— begin RECORDS FOR THE TASK —

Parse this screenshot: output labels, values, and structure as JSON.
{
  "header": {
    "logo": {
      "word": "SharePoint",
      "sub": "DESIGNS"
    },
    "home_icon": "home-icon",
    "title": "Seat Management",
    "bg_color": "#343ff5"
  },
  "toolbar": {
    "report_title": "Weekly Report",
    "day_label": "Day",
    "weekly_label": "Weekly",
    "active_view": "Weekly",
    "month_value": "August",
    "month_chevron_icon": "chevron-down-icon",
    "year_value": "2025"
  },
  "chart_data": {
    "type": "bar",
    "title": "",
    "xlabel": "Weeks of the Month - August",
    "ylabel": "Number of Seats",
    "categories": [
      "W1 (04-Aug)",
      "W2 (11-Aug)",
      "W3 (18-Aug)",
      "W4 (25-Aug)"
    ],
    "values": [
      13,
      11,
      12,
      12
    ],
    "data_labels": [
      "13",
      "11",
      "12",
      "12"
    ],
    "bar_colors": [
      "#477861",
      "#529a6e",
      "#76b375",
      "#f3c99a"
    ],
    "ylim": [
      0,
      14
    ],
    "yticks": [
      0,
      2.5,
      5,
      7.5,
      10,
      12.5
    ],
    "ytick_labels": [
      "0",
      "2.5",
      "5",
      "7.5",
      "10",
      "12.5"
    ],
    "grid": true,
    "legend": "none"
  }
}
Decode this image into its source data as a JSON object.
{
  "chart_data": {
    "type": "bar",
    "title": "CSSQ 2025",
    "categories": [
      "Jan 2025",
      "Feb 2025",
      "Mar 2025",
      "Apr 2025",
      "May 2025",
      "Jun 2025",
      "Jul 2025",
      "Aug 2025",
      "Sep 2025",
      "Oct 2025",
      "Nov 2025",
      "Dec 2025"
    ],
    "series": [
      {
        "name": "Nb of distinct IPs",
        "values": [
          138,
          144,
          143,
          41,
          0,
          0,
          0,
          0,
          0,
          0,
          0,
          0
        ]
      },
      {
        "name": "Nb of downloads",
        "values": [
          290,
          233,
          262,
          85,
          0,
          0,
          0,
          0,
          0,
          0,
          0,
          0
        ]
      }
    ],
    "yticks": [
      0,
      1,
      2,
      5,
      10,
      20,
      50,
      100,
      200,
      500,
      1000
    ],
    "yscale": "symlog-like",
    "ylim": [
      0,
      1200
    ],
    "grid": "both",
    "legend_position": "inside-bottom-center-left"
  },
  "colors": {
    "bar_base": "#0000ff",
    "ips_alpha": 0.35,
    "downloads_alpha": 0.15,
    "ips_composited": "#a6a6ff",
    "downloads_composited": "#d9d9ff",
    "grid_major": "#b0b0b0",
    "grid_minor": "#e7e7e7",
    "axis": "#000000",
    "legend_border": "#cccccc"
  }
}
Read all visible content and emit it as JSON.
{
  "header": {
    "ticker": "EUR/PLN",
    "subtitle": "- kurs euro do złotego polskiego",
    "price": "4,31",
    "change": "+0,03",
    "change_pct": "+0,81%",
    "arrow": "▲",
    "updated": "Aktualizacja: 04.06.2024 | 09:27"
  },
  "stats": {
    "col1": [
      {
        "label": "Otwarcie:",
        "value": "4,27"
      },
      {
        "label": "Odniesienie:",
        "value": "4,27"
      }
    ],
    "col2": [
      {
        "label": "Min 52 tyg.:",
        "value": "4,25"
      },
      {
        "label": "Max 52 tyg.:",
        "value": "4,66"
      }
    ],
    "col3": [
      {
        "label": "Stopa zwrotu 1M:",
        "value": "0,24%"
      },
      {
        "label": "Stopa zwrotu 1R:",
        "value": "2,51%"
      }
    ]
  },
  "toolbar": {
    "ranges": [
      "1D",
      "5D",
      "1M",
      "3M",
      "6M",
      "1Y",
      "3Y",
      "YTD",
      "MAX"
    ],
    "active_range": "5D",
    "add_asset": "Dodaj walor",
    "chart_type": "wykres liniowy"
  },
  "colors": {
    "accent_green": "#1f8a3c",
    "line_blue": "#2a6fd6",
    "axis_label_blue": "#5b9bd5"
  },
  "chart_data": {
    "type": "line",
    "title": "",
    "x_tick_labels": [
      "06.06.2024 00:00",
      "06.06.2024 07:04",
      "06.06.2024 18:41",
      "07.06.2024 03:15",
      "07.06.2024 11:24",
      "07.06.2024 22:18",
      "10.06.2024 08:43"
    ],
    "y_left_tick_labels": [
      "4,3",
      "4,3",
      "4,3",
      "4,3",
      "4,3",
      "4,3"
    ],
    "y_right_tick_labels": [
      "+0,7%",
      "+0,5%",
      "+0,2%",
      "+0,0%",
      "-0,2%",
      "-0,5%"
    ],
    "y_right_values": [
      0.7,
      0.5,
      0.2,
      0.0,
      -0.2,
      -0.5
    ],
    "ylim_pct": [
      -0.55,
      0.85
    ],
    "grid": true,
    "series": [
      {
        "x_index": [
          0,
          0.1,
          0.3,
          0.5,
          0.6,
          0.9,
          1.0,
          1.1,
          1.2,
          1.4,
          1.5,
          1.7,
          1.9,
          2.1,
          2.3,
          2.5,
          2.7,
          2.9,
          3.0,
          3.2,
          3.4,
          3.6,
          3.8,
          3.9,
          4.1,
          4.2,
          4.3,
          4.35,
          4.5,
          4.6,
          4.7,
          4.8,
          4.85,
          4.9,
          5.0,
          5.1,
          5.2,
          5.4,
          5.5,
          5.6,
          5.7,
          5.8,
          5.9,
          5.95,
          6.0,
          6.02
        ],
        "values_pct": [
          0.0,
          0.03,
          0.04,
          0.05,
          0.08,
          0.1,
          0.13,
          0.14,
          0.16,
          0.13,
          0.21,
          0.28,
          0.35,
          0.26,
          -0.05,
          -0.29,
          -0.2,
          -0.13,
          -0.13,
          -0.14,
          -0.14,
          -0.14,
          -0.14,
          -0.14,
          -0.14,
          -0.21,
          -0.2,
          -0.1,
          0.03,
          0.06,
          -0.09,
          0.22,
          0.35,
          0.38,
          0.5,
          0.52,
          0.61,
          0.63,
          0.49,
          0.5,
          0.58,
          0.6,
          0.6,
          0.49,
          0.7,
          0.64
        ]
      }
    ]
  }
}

— end RECORDS FOR THE TASK —

Output the data above exactly, please, line for line.

Parse this screenshot: output labels, values, and structure as JSON.
{
  "header": {
    "logo": {
      "word": "SharePoint",
      "sub": "DESIGNS"
    },
    "home_icon": "home-icon",
    "title": "Seat Management",
    "bg_color": "#343ff5"
  },
  "toolbar": {
    "report_title": "Weekly Report",
    "day_label": "Day",
    "weekly_label": "Weekly",
    "active_view": "Weekly",
    "month_value": "August",
    "month_chevron_icon": "chevron-down-icon",
    "year_value": "2025"
  },
  "chart_data": {
    "type": "bar",
    "title": "",
    "xlabel": "Weeks of the Month - August",
    "ylabel": "Number of Seats",
    "categories": [
      "W1 (04-Aug)",
      "W2 (11-Aug)",
      "W3 (18-Aug)",
      "W4 (25-Aug)"
    ],
    "values": [
      13,
      11,
      12,
      12
    ],
    "data_labels": [
      "13",
      "11",
      "12",
      "12"
    ],
    "bar_colors": [
      "#477861",
      "#529a6e",
      "#76b375",
      "#f3c99a"
    ],
    "ylim": [
      0,
      14
    ],
    "yticks": [
      0,
      2.5,
      5,
      7.5,
      10,
      12.5
    ],
    "ytick_labels": [
      "0",
      "2.5",
      "5",
      "7.5",
      "10",
      "12.5"
    ],
    "grid": true,
    "legend": "none"
  }
}
Decode this image into its source data as a JSON object.
{
  "chart_data": {
    "type": "bar",
    "title": "CSSQ 2025",
    "categories": [
      "Jan 2025",
      "Feb 2025",
      "Mar 2025",
      "Apr 2025",
      "May 2025",
      "Jun 2025",
      "Jul 2025",
      "Aug 2025",
      "Sep 2025",
      "Oct 2025",
      "Nov 2025",
      "Dec 2025"
    ],
    "series": [
      {
        "name": "Nb of distinct IPs",
        "values": [
          138,
          144,
          143,
          41,
          0,
          0,
          0,
          0,
          0,
          0,
          0,
          0
        ]
      },
      {
        "name": "Nb of downloads",
        "values": [
          290,
          233,
          262,
          85,
          0,
          0,
          0,
          0,
          0,
          0,
          0,
          0
        ]
      }
    ],
    "yticks": [
      0,
      1,
      2,
      5,
      10,
      20,
      50,
      100,
      200,
      500,
      1000
    ],
    "yscale": "symlog-like",
    "ylim": [
      0,
      1200
    ],
    "grid": "both",
    "legend_position": "inside-bottom-center-left"
  },
  "colors": {
    "bar_base": "#0000ff",
    "ips_alpha": 0.35,
    "downloads_alpha": 0.15,
    "ips_composited": "#a6a6ff",
    "downloads_composited": "#d9d9ff",
    "grid_major": "#b0b0b0",
    "grid_minor": "#e7e7e7",
    "axis": "#000000",
    "legend_border": "#cccccc"
  }
}
Read all visible content and emit it as JSON.
{
  "header": {
    "ticker": "EUR/PLN",
    "subtitle": "- kurs euro do złotego polskiego",
    "price": "4,31",
    "change": "+0,03",
    "change_pct": "+0,81%",
    "arrow": "▲",
    "updated": "Aktualizacja: 04.06.2024 | 09:27"
  },
  "stats": {
    "col1": [
      {
        "label": "Otwarcie:",
        "value": "4,27"
      },
      {
        "label": "Odniesienie:",
        "value": "4,27"
      }
    ],
    "col2": [
      {
        "label": "Min 52 tyg.:",
        "value": "4,25"
      },
      {
        "label": "Max 52 tyg.:",
        "value": "4,66"
      }
    ],
    "col3": [
      {
        "label": "Stopa zwrotu 1M:",
        "value": "0,24%"
      },
      {
        "label": "Stopa zwrotu 1R:",
        "value": "2,51%"
      }
    ]
  },
  "toolbar": {
    "ranges": [
      "1D",
      "5D",
      "1M",
      "3M",
      "6M",
      "1Y",
      "3Y",
      "YTD",
      "MAX"
    ],
    "active_range": "5D",
    "add_asset": "Dodaj walor",
    "chart_type": "wykres liniowy"
  },
  "colors": {
    "accent_green": "#1f8a3c",
    "line_blue": "#2a6fd6",
    "axis_label_blue": "#5b9bd5"
  },
  "chart_data": {
    "type": "line",
    "title": "",
    "x_tick_labels": [
      "06.06.2024 00:00",
      "06.06.2024 07:04",
      "06.06.2024 18:41",
      "07.06.2024 03:15",
      "07.06.2024 11:24",
      "07.06.2024 22:18",
      "10.06.2024 08:43"
    ],
    "y_left_tick_labels": [
      "4,3",
      "4,3",
      "4,3",
      "4,3",
      "4,3",
      "4,3"
    ],
    "y_right_tick_labels": [
      "+0,7%",
      "+0,5%",
      "+0,2%",
      "+0,0%",
      "-0,2%",
      "-0,5%"
    ],
    "y_right_values": [
      0.7,
      0.5,
      0.2,
      0.0,
      -0.2,
      -0.5
    ],
    "ylim_pct": [
      -0.55,
      0.85
    ],
    "grid": true,
    "series": [
      {
        "x_index": [
          0,
          0.1,
          0.3,
          0.5,
          0.6,
          0.9,
          1.0,
          1.1,
          1.2,
          1.4,
          1.5,
          1.7,
          1.9,
          2.1,
          2.3,
          2.5,
          2.7,
          2.9,
          3.0,
          3.2,
          3.4,
          3.6,
          3.8,
          3.9,
          4.1,
          4.2,
          4.3,
          4.35,
          4.5,
          4.6,
          4.7,
          4.8,
          4.85,
          4.9,
          5.0,
          5.1,
          5.2,
          5.4,
          5.5,
          5.6,
          5.7,
          5.8,
          5.9,
          5.95,
          6.0,
          6.02
        ],
        "values_pct": [
          0.0,
          0.03,
          0.04,
          0.05,
          0.08,
          0.1,
          0.13,
          0.14,
          0.16,
          0.13,
          0.21,
          0.28,
          0.35,
          0.26,
          -0.05,
          -0.29,
          -0.2,
          -0.13,
          -0.13,
          -0.14,
          -0.14,
          -0.14,
          -0.14,
          -0.14,
          -0.14,
          -0.21,
          -0.2,
          -0.1,
          0.03,
          0.06,
          -0.09,
          0.22,
          0.35,
          0.38,
          0.5,
          0.52,
          0.61,
          0.63,
          0.49,
          0.5,
          0.58,
          0.6,
          0.6,
          0.49,
          0.7,
          0.64
        ]
      }
    ]
  }
}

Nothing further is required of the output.